#### Recorded data ####

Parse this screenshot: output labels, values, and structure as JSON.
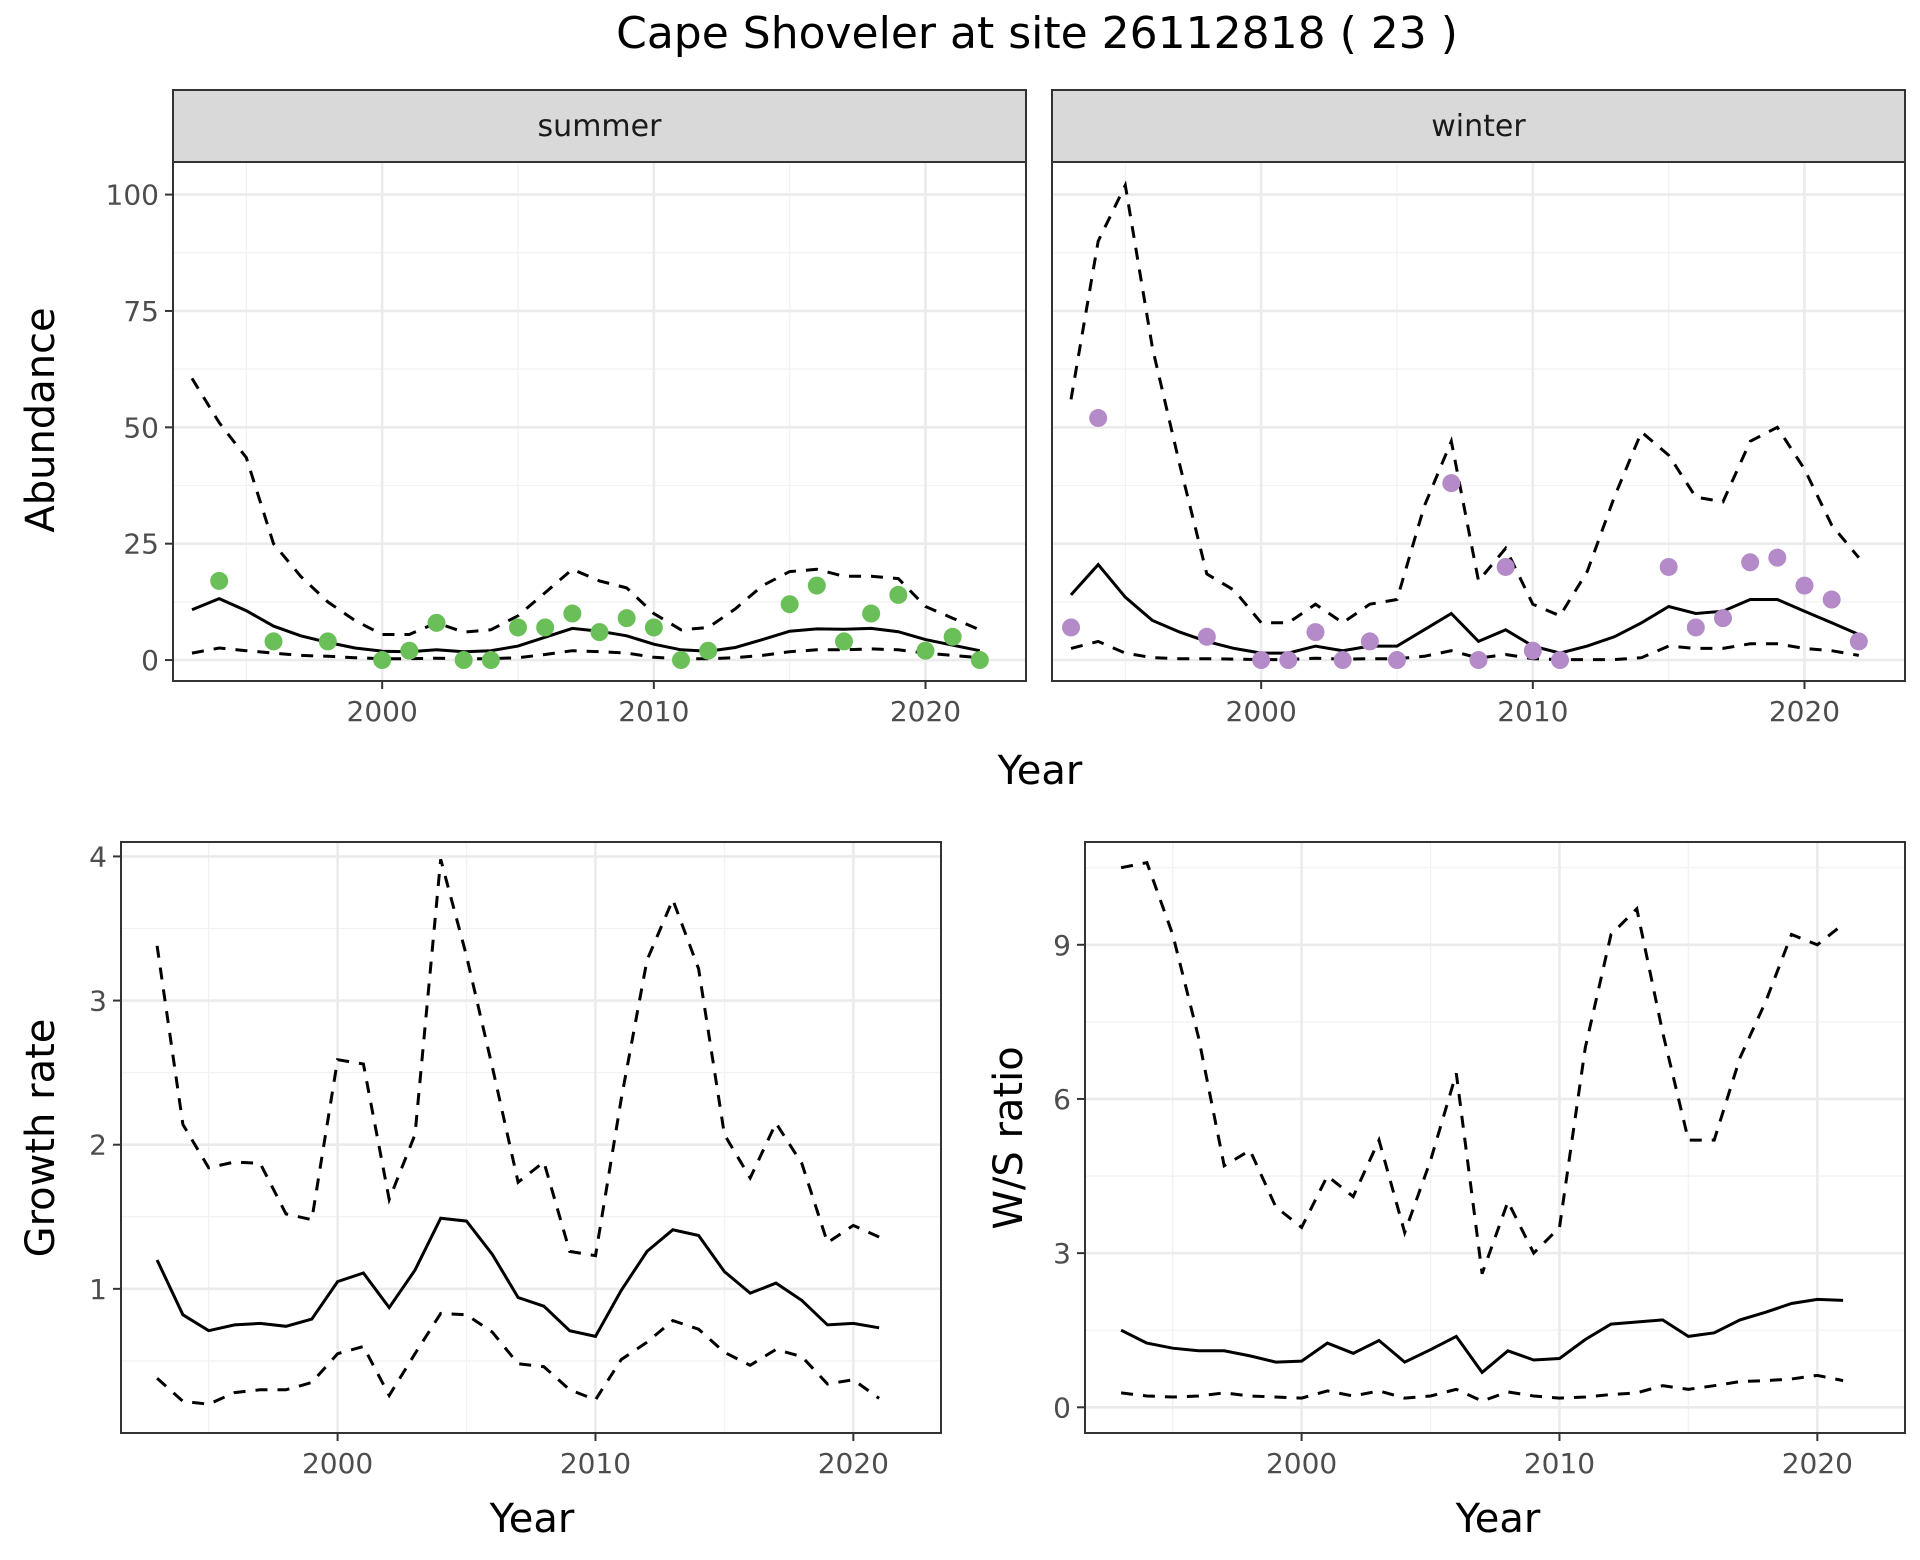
{
  "title": "Cape Shoveler at site 26112818 ( 23 )",
  "chart_data": [
    {
      "type": "line",
      "panel": "summer",
      "strip_label": "summer",
      "xlabel": "Year",
      "ylabel": "Abundance",
      "xlim": [
        1992.3,
        2023.7
      ],
      "ylim": [
        -4.5,
        107
      ],
      "xticks": [
        2000,
        2010,
        2020
      ],
      "yticks": [
        0,
        25,
        50,
        75,
        100
      ],
      "point_color": "#6abf59",
      "mean": {
        "x": [
          1993,
          1994,
          1995,
          1996,
          1997,
          1998,
          1999,
          2000,
          2001,
          2002,
          2003,
          2004,
          2005,
          2006,
          2007,
          2008,
          2009,
          2010,
          2011,
          2012,
          2013,
          2014,
          2015,
          2016,
          2017,
          2018,
          2019,
          2020,
          2021,
          2022
        ],
        "y": [
          10.8,
          13.2,
          10.6,
          7.3,
          5.2,
          3.8,
          2.6,
          1.9,
          1.8,
          2.2,
          1.8,
          2.0,
          3.0,
          4.9,
          6.8,
          6.2,
          5.2,
          3.4,
          2.2,
          1.9,
          2.7,
          4.4,
          6.2,
          6.7,
          6.6,
          6.8,
          6.1,
          4.4,
          3.2,
          2.0
        ]
      },
      "upper": {
        "x": [
          1993,
          1994,
          1995,
          1996,
          1997,
          1998,
          1999,
          2000,
          2001,
          2002,
          2003,
          2004,
          2005,
          2006,
          2007,
          2008,
          2009,
          2010,
          2011,
          2012,
          2013,
          2014,
          2015,
          2016,
          2017,
          2018,
          2019,
          2020,
          2021,
          2022
        ],
        "y": [
          60.5,
          51.0,
          43.5,
          25.0,
          18.0,
          12.5,
          8.5,
          5.5,
          5.5,
          8.0,
          6.0,
          6.5,
          9.5,
          14.5,
          19.5,
          17.0,
          15.5,
          10.0,
          6.5,
          7.0,
          11.0,
          16.0,
          19.0,
          19.5,
          18.0,
          18.0,
          17.5,
          11.5,
          9.0,
          6.5
        ]
      },
      "lower": {
        "x": [
          1993,
          1994,
          1995,
          1996,
          1997,
          1998,
          1999,
          2000,
          2001,
          2002,
          2003,
          2004,
          2005,
          2006,
          2007,
          2008,
          2009,
          2010,
          2011,
          2012,
          2013,
          2014,
          2015,
          2016,
          2017,
          2018,
          2019,
          2020,
          2021,
          2022
        ],
        "y": [
          1.5,
          2.6,
          2.0,
          1.5,
          1.0,
          0.8,
          0.5,
          0.3,
          0.3,
          0.4,
          0.3,
          0.3,
          0.5,
          1.2,
          2.0,
          1.8,
          1.5,
          0.6,
          0.3,
          0.3,
          0.5,
          1.0,
          1.8,
          2.2,
          2.2,
          2.4,
          2.2,
          1.5,
          1.0,
          0.5
        ]
      },
      "observed": {
        "x": [
          1994,
          1996,
          1998,
          2000,
          2001,
          2002,
          2003,
          2004,
          2005,
          2006,
          2007,
          2008,
          2009,
          2010,
          2011,
          2012,
          2015,
          2016,
          2017,
          2018,
          2019,
          2020,
          2021,
          2022
        ],
        "y": [
          17,
          4,
          4,
          0,
          2,
          8,
          0,
          0,
          7,
          7,
          10,
          6,
          9,
          7,
          0,
          2,
          12,
          16,
          4,
          10,
          14,
          2,
          5,
          0
        ]
      }
    },
    {
      "type": "line",
      "panel": "winter",
      "strip_label": "winter",
      "xlabel": "Year",
      "ylabel": "Abundance",
      "xlim": [
        1992.3,
        2023.7
      ],
      "ylim": [
        -4.5,
        107
      ],
      "xticks": [
        2000,
        2010,
        2020
      ],
      "yticks": [
        0,
        25,
        50,
        75,
        100
      ],
      "point_color": "#b48ac8",
      "mean": {
        "x": [
          1993,
          1994,
          1995,
          1996,
          1997,
          1998,
          1999,
          2000,
          2001,
          2002,
          2003,
          2004,
          2005,
          2006,
          2007,
          2008,
          2009,
          2010,
          2011,
          2012,
          2013,
          2014,
          2015,
          2016,
          2017,
          2018,
          2019,
          2020,
          2021,
          2022
        ],
        "y": [
          14,
          20.5,
          13.5,
          8.5,
          6,
          4,
          2.5,
          1.5,
          1.5,
          3,
          2,
          3,
          3,
          6.5,
          10,
          4,
          6.5,
          3,
          1.5,
          3,
          5,
          8,
          11.5,
          10,
          10.5,
          13,
          13,
          10.5,
          8,
          5.5
        ]
      },
      "upper": {
        "x": [
          1993,
          1994,
          1995,
          1996,
          1997,
          1998,
          1999,
          2000,
          2001,
          2002,
          2003,
          2004,
          2005,
          2006,
          2007,
          2008,
          2009,
          2010,
          2011,
          2012,
          2013,
          2014,
          2015,
          2016,
          2017,
          2018,
          2019,
          2020,
          2021,
          2022
        ],
        "y": [
          56,
          90,
          102,
          67,
          42,
          18.5,
          15,
          8,
          8,
          12,
          8,
          12,
          13,
          33,
          47,
          17,
          24,
          12,
          9.5,
          19,
          35,
          49,
          44,
          35,
          34,
          47,
          50,
          41,
          29,
          22
        ]
      },
      "lower": {
        "x": [
          1993,
          1994,
          1995,
          1996,
          1997,
          1998,
          1999,
          2000,
          2001,
          2002,
          2003,
          2004,
          2005,
          2006,
          2007,
          2008,
          2009,
          2010,
          2011,
          2012,
          2013,
          2014,
          2015,
          2016,
          2017,
          2018,
          2019,
          2020,
          2021,
          2022
        ],
        "y": [
          2.5,
          4,
          1.5,
          0.5,
          0.3,
          0.3,
          0.2,
          0.1,
          0.1,
          0.4,
          0.2,
          0.3,
          0.3,
          0.8,
          2,
          0.4,
          1.2,
          0.3,
          0.1,
          0.1,
          0.1,
          0.5,
          3,
          2.5,
          2.5,
          3.5,
          3.5,
          2.5,
          2,
          1
        ]
      },
      "observed": {
        "x": [
          1993,
          1994,
          1998,
          2000,
          2001,
          2002,
          2003,
          2004,
          2005,
          2007,
          2008,
          2009,
          2010,
          2011,
          2015,
          2016,
          2017,
          2018,
          2019,
          2020,
          2021,
          2022
        ],
        "y": [
          7,
          52,
          5,
          0,
          0,
          6,
          0,
          4,
          0,
          38,
          0,
          20,
          2,
          0,
          20,
          7,
          9,
          21,
          22,
          16,
          13,
          4
        ]
      }
    },
    {
      "type": "line",
      "panel": "growth",
      "xlabel": "Year",
      "ylabel": "Growth rate",
      "xlim": [
        1991.6,
        2023.4
      ],
      "ylim": [
        0.0,
        4.1
      ],
      "xticks": [
        2000,
        2010,
        2020
      ],
      "yticks": [
        1,
        2,
        3,
        4
      ],
      "mean": {
        "x": [
          1993,
          1994,
          1995,
          1996,
          1997,
          1998,
          1999,
          2000,
          2001,
          2002,
          2003,
          2004,
          2005,
          2006,
          2007,
          2008,
          2009,
          2010,
          2011,
          2012,
          2013,
          2014,
          2015,
          2016,
          2017,
          2018,
          2019,
          2020,
          2021
        ],
        "y": [
          1.2,
          0.82,
          0.71,
          0.75,
          0.76,
          0.74,
          0.79,
          1.05,
          1.11,
          0.87,
          1.13,
          1.49,
          1.47,
          1.24,
          0.94,
          0.88,
          0.71,
          0.67,
          0.99,
          1.26,
          1.41,
          1.37,
          1.12,
          0.97,
          1.04,
          0.92,
          0.75,
          0.76,
          0.73
        ]
      },
      "upper": {
        "x": [
          1993,
          1994,
          1995,
          1996,
          1997,
          1998,
          1999,
          2000,
          2001,
          2002,
          2003,
          2004,
          2005,
          2006,
          2007,
          2008,
          2009,
          2010,
          2011,
          2012,
          2013,
          2014,
          2015,
          2016,
          2017,
          2018,
          2019,
          2020,
          2021
        ],
        "y": [
          3.38,
          2.14,
          1.84,
          1.88,
          1.87,
          1.52,
          1.48,
          2.59,
          2.56,
          1.62,
          2.07,
          3.98,
          3.31,
          2.54,
          1.74,
          1.88,
          1.26,
          1.23,
          2.32,
          3.28,
          3.7,
          3.22,
          2.07,
          1.77,
          2.15,
          1.87,
          1.32,
          1.44,
          1.36
        ]
      },
      "lower": {
        "x": [
          1993,
          1994,
          1995,
          1996,
          1997,
          1998,
          1999,
          2000,
          2001,
          2002,
          2003,
          2004,
          2005,
          2006,
          2007,
          2008,
          2009,
          2010,
          2011,
          2012,
          2013,
          2014,
          2015,
          2016,
          2017,
          2018,
          2019,
          2020,
          2021
        ],
        "y": [
          0.38,
          0.22,
          0.2,
          0.28,
          0.3,
          0.3,
          0.35,
          0.55,
          0.6,
          0.26,
          0.55,
          0.83,
          0.82,
          0.7,
          0.48,
          0.46,
          0.3,
          0.23,
          0.51,
          0.63,
          0.78,
          0.72,
          0.56,
          0.47,
          0.58,
          0.53,
          0.34,
          0.37,
          0.24
        ]
      }
    },
    {
      "type": "line",
      "panel": "ratio",
      "xlabel": "Year",
      "ylabel": "W/S ratio",
      "xlim": [
        1991.6,
        2023.4
      ],
      "ylim": [
        -0.5,
        11.0
      ],
      "xticks": [
        2000,
        2010,
        2020
      ],
      "yticks": [
        0,
        3,
        6,
        9
      ],
      "mean": {
        "x": [
          1993,
          1994,
          1995,
          1996,
          1997,
          1998,
          1999,
          2000,
          2001,
          2002,
          2003,
          2004,
          2005,
          2006,
          2007,
          2008,
          2009,
          2010,
          2011,
          2012,
          2013,
          2014,
          2015,
          2016,
          2017,
          2018,
          2019,
          2020,
          2021
        ],
        "y": [
          1.5,
          1.25,
          1.15,
          1.1,
          1.1,
          1.0,
          0.88,
          0.9,
          1.25,
          1.05,
          1.3,
          0.88,
          1.12,
          1.38,
          0.68,
          1.1,
          0.92,
          0.95,
          1.32,
          1.62,
          1.66,
          1.7,
          1.38,
          1.45,
          1.7,
          1.85,
          2.02,
          2.1,
          2.08
        ]
      },
      "upper": {
        "x": [
          1993,
          1994,
          1995,
          1996,
          1997,
          1998,
          1999,
          2000,
          2001,
          2002,
          2003,
          2004,
          2005,
          2006,
          2007,
          2008,
          2009,
          2010,
          2011,
          2012,
          2013,
          2014,
          2015,
          2016,
          2017,
          2018,
          2019,
          2020,
          2021
        ],
        "y": [
          10.5,
          10.6,
          9.2,
          7.2,
          4.7,
          5.0,
          3.9,
          3.5,
          4.5,
          4.1,
          5.2,
          3.4,
          4.8,
          6.5,
          2.6,
          4.0,
          3.0,
          3.5,
          7.0,
          9.2,
          9.7,
          7.3,
          5.2,
          5.2,
          6.8,
          7.9,
          9.2,
          9.0,
          9.4
        ]
      },
      "lower": {
        "x": [
          1993,
          1994,
          1995,
          1996,
          1997,
          1998,
          1999,
          2000,
          2001,
          2002,
          2003,
          2004,
          2005,
          2006,
          2007,
          2008,
          2009,
          2010,
          2011,
          2012,
          2013,
          2014,
          2015,
          2016,
          2017,
          2018,
          2019,
          2020,
          2021
        ],
        "y": [
          0.28,
          0.22,
          0.2,
          0.22,
          0.28,
          0.22,
          0.2,
          0.18,
          0.32,
          0.22,
          0.32,
          0.18,
          0.22,
          0.35,
          0.12,
          0.3,
          0.22,
          0.18,
          0.2,
          0.25,
          0.28,
          0.42,
          0.35,
          0.42,
          0.5,
          0.52,
          0.55,
          0.62,
          0.52
        ]
      }
    }
  ]
}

####

### Aim of the task
Copy every line in the entries above that has the string "panel" in it.

### Expected answer
      "panel": "summer",
      "panel": "winter",
      "panel": "growth",
      "panel": "ratio",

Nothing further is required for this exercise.